#### To be done:
Pull out all lines from the listing below in which the word "JSON" appears.

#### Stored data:
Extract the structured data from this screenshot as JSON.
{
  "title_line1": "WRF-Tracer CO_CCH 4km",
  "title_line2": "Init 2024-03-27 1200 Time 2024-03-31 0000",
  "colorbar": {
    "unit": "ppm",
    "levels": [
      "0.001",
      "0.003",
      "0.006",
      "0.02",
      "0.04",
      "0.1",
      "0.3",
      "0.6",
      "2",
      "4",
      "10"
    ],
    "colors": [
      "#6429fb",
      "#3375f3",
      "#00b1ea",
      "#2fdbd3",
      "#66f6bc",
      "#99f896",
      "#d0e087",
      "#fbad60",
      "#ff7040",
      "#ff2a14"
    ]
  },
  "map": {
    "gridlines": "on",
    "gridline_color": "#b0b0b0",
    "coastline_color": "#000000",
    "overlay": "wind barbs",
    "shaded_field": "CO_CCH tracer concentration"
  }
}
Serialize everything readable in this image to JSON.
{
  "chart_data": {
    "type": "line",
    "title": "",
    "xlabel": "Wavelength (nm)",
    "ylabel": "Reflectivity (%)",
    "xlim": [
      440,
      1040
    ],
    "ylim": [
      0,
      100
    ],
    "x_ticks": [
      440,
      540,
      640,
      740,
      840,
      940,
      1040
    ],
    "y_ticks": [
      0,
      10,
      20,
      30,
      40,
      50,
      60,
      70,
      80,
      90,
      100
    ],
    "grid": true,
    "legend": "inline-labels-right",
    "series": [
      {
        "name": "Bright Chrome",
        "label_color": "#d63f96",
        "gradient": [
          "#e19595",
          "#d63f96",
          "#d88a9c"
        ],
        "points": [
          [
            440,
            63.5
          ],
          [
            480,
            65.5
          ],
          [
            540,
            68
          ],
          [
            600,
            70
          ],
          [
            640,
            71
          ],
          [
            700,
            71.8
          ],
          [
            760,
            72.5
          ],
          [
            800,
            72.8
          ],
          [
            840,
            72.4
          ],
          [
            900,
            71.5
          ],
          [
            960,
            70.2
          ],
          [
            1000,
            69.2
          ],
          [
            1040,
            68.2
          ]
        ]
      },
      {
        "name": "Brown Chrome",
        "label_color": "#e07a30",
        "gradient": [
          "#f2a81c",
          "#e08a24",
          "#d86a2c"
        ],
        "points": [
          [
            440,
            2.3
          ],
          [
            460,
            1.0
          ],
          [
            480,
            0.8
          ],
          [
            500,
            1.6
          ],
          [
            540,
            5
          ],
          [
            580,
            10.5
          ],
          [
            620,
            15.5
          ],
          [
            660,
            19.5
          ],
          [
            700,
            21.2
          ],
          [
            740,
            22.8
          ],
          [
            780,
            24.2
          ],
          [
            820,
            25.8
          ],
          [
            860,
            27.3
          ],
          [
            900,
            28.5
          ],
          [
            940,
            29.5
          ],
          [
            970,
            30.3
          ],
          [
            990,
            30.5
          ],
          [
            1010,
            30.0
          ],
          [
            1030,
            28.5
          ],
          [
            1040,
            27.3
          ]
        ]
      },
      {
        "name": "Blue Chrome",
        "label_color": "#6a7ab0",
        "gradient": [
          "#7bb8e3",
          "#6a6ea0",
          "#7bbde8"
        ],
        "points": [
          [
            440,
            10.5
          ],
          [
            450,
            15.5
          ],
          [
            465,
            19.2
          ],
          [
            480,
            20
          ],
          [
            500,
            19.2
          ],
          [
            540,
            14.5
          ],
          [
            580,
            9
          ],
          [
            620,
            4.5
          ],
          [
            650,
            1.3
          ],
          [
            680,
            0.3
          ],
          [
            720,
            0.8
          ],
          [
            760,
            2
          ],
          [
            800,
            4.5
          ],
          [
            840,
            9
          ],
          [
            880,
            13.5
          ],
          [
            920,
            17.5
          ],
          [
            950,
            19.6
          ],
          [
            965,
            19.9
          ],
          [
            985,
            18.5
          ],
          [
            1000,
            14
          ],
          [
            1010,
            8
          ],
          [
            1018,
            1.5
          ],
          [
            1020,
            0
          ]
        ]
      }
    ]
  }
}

#### Result of this task:
Extract the structured data from this screenshot as JSON.
Serialize everything readable in this image to JSON.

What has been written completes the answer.